##### Entries provided #####

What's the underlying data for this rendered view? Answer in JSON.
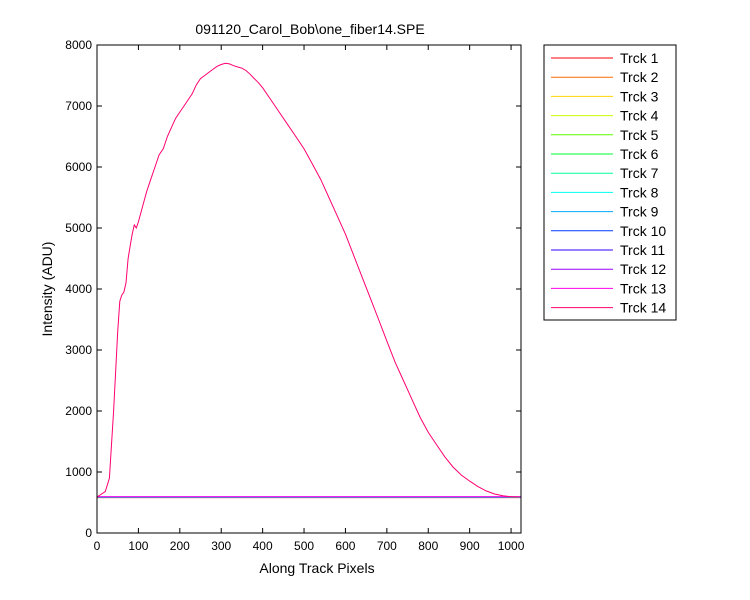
{
  "chart_data": {
    "type": "line",
    "title": "091120_Carol_Bob\\one_fiber14.SPE",
    "xlabel": "Along Track Pixels",
    "ylabel": "Intensity (ADU)",
    "xlim": [
      0,
      1024
    ],
    "ylim": [
      0,
      8000
    ],
    "xticks": [
      0,
      100,
      200,
      300,
      400,
      500,
      600,
      700,
      800,
      900,
      1000
    ],
    "yticks": [
      0,
      1000,
      2000,
      3000,
      4000,
      5000,
      6000,
      7000,
      8000
    ],
    "grid": false,
    "legend_position": "outside-right",
    "series": [
      {
        "name": "Trck 1",
        "color": "#ff0000",
        "baseline": 580
      },
      {
        "name": "Trck 2",
        "color": "#ff6a00",
        "baseline": 582
      },
      {
        "name": "Trck 3",
        "color": "#ffd400",
        "baseline": 583
      },
      {
        "name": "Trck 4",
        "color": "#c8ff00",
        "baseline": 584
      },
      {
        "name": "Trck 5",
        "color": "#5cff00",
        "baseline": 585
      },
      {
        "name": "Trck 6",
        "color": "#00ff30",
        "baseline": 586
      },
      {
        "name": "Trck 7",
        "color": "#00ff9c",
        "baseline": 587
      },
      {
        "name": "Trck 8",
        "color": "#00ffee",
        "baseline": 588
      },
      {
        "name": "Trck 9",
        "color": "#00a8ff",
        "baseline": 589
      },
      {
        "name": "Trck 10",
        "color": "#003cff",
        "baseline": 590
      },
      {
        "name": "Trck 11",
        "color": "#3000ff",
        "baseline": 591
      },
      {
        "name": "Trck 12",
        "color": "#9c00ff",
        "baseline": 592
      },
      {
        "name": "Trck 13",
        "color": "#ff00ee",
        "baseline": 594
      },
      {
        "name": "Trck 14",
        "color": "#ff0070",
        "x": [
          0,
          20,
          30,
          40,
          50,
          55,
          60,
          65,
          70,
          75,
          80,
          85,
          90,
          95,
          100,
          110,
          120,
          130,
          140,
          150,
          160,
          170,
          180,
          190,
          200,
          210,
          220,
          230,
          240,
          250,
          260,
          270,
          280,
          290,
          300,
          310,
          320,
          330,
          340,
          350,
          360,
          370,
          380,
          390,
          400,
          420,
          440,
          460,
          480,
          500,
          520,
          540,
          560,
          580,
          600,
          620,
          640,
          660,
          680,
          700,
          720,
          740,
          760,
          780,
          800,
          820,
          840,
          860,
          880,
          900,
          920,
          940,
          960,
          980,
          1000,
          1020
        ],
        "y": [
          590,
          680,
          900,
          2000,
          3300,
          3800,
          3900,
          3950,
          4100,
          4500,
          4700,
          4900,
          5050,
          5000,
          5100,
          5350,
          5600,
          5800,
          6000,
          6200,
          6300,
          6500,
          6650,
          6800,
          6900,
          7000,
          7100,
          7200,
          7350,
          7450,
          7500,
          7550,
          7600,
          7650,
          7680,
          7700,
          7690,
          7660,
          7640,
          7620,
          7580,
          7520,
          7450,
          7380,
          7300,
          7100,
          6900,
          6700,
          6500,
          6300,
          6050,
          5800,
          5500,
          5200,
          4900,
          4550,
          4200,
          3850,
          3500,
          3150,
          2800,
          2500,
          2200,
          1900,
          1650,
          1450,
          1250,
          1080,
          950,
          850,
          760,
          690,
          640,
          610,
          595,
          590
        ]
      }
    ]
  }
}
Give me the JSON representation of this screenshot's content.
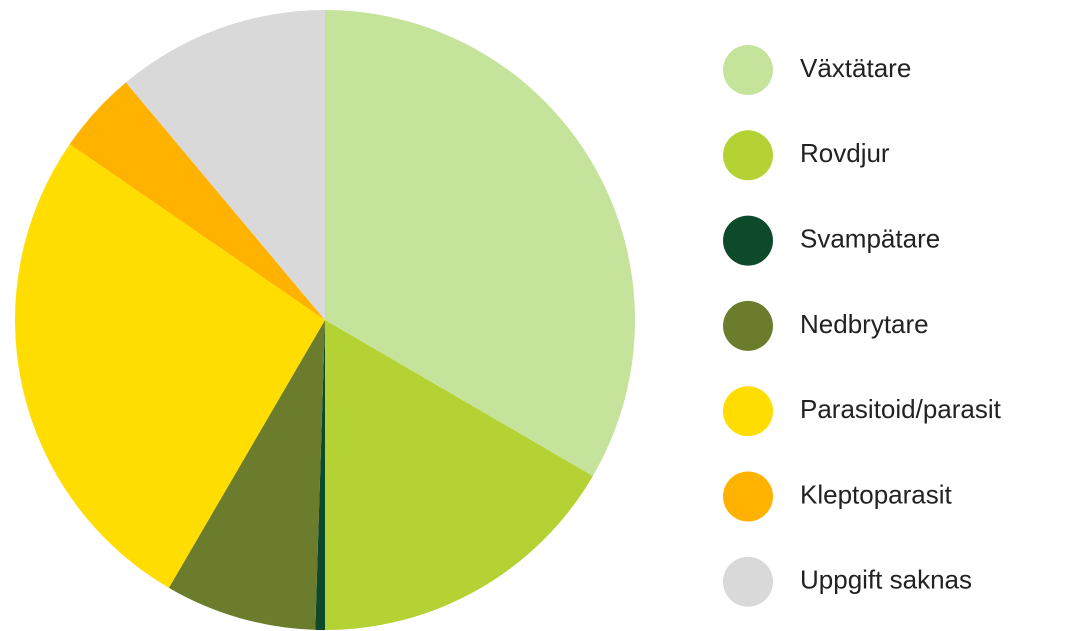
{
  "chart_data": {
    "type": "pie",
    "categories": [
      "Växtätare",
      "Rovdjur",
      "Svampätare",
      "Nedbrytare",
      "Parasitoid/parasit",
      "Kleptoparasit",
      "Uppgift saknas"
    ],
    "values": [
      33.4,
      16.6,
      0.5,
      7.9,
      26.2,
      4.3,
      11.1
    ],
    "colors": [
      "#c6e39c",
      "#b4d234",
      "#0c4a2b",
      "#6b7d2c",
      "#ffdd00",
      "#ffb300",
      "#d9d9da"
    ],
    "legend": "right"
  }
}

#####

The task — In your copy, repeat each record exactly and include no pictures.

Answer to this exercise —
What's the underlying data for this rendered view? Answer in JSON.
{
  "chart_data": {
    "type": "line",
    "title": "091120_Carol_Bob\\one_fiber14.SPE",
    "xlabel": "Along Track Pixels",
    "ylabel": "Intensity (ADU)",
    "xlim": [
      0,
      1024
    ],
    "ylim": [
      0,
      8000
    ],
    "xticks": [
      0,
      100,
      200,
      300,
      400,
      500,
      600,
      700,
      800,
      900,
      1000
    ],
    "yticks": [
      0,
      1000,
      2000,
      3000,
      4000,
      5000,
      6000,
      7000,
      8000
    ],
    "grid": false,
    "legend_position": "outside-right",
    "series": [
      {
        "name": "Trck 1",
        "color": "#ff0000",
        "baseline": 580
      },
      {
        "name": "Trck 2",
        "color": "#ff6a00",
        "baseline": 582
      },
      {
        "name": "Trck 3",
        "color": "#ffd400",
        "baseline": 583
      },
      {
        "name": "Trck 4",
        "color": "#c8ff00",
        "baseline": 584
      },
      {
        "name": "Trck 5",
        "color": "#5cff00",
        "baseline": 585
      },
      {
        "name": "Trck 6",
        "color": "#00ff30",
        "baseline": 586
      },
      {
        "name": "Trck 7",
        "color": "#00ff9c",
        "baseline": 587
      },
      {
        "name": "Trck 8",
        "color": "#00ffee",
        "baseline": 588
      },
      {
        "name": "Trck 9",
        "color": "#00a8ff",
        "baseline": 589
      },
      {
        "name": "Trck 10",
        "color": "#003cff",
        "baseline": 590
      },
      {
        "name": "Trck 11",
        "color": "#3000ff",
        "baseline": 591
      },
      {
        "name": "Trck 12",
        "color": "#9c00ff",
        "baseline": 592
      },
      {
        "name": "Trck 13",
        "color": "#ff00ee",
        "baseline": 594
      },
      {
        "name": "Trck 14",
        "color": "#ff0070",
        "x": [
          0,
          20,
          30,
          40,
          50,
          55,
          60,
          65,
          70,
          75,
          80,
          85,
          90,
          95,
          100,
          110,
          120,
          130,
          140,
          150,
          160,
          170,
          180,
          190,
          200,
          210,
          220,
          230,
          240,
          250,
          260,
          270,
          280,
          290,
          300,
          310,
          320,
          330,
          340,
          350,
          360,
          370,
          380,
          390,
          400,
          420,
          440,
          460,
          480,
          500,
          520,
          540,
          560,
          580,
          600,
          620,
          640,
          660,
          680,
          700,
          720,
          740,
          760,
          780,
          800,
          820,
          840,
          860,
          880,
          900,
          920,
          940,
          960,
          980,
          1000,
          1020
        ],
        "y": [
          590,
          680,
          900,
          2000,
          3300,
          3800,
          3900,
          3950,
          4100,
          4500,
          4700,
          4900,
          5050,
          5000,
          5100,
          5350,
          5600,
          5800,
          6000,
          6200,
          6300,
          6500,
          6650,
          6800,
          6900,
          7000,
          7100,
          7200,
          7350,
          7450,
          7500,
          7550,
          7600,
          7650,
          7680,
          7700,
          7690,
          7660,
          7640,
          7620,
          7580,
          7520,
          7450,
          7380,
          7300,
          7100,
          6900,
          6700,
          6500,
          6300,
          6050,
          5800,
          5500,
          5200,
          4900,
          4550,
          4200,
          3850,
          3500,
          3150,
          2800,
          2500,
          2200,
          1900,
          1650,
          1450,
          1250,
          1080,
          950,
          850,
          760,
          690,
          640,
          610,
          595,
          590
        ]
      }
    ]
  }
}
Give me the JSON representation of this screenshot's content.
{
  "chart_data": {
    "type": "pie",
    "categories": [
      "Växtätare",
      "Rovdjur",
      "Svampätare",
      "Nedbrytare",
      "Parasitoid/parasit",
      "Kleptoparasit",
      "Uppgift saknas"
    ],
    "values": [
      33.4,
      16.6,
      0.5,
      7.9,
      26.2,
      4.3,
      11.1
    ],
    "colors": [
      "#c6e39c",
      "#b4d234",
      "#0c4a2b",
      "#6b7d2c",
      "#ffdd00",
      "#ffb300",
      "#d9d9da"
    ],
    "legend": "right"
  }
}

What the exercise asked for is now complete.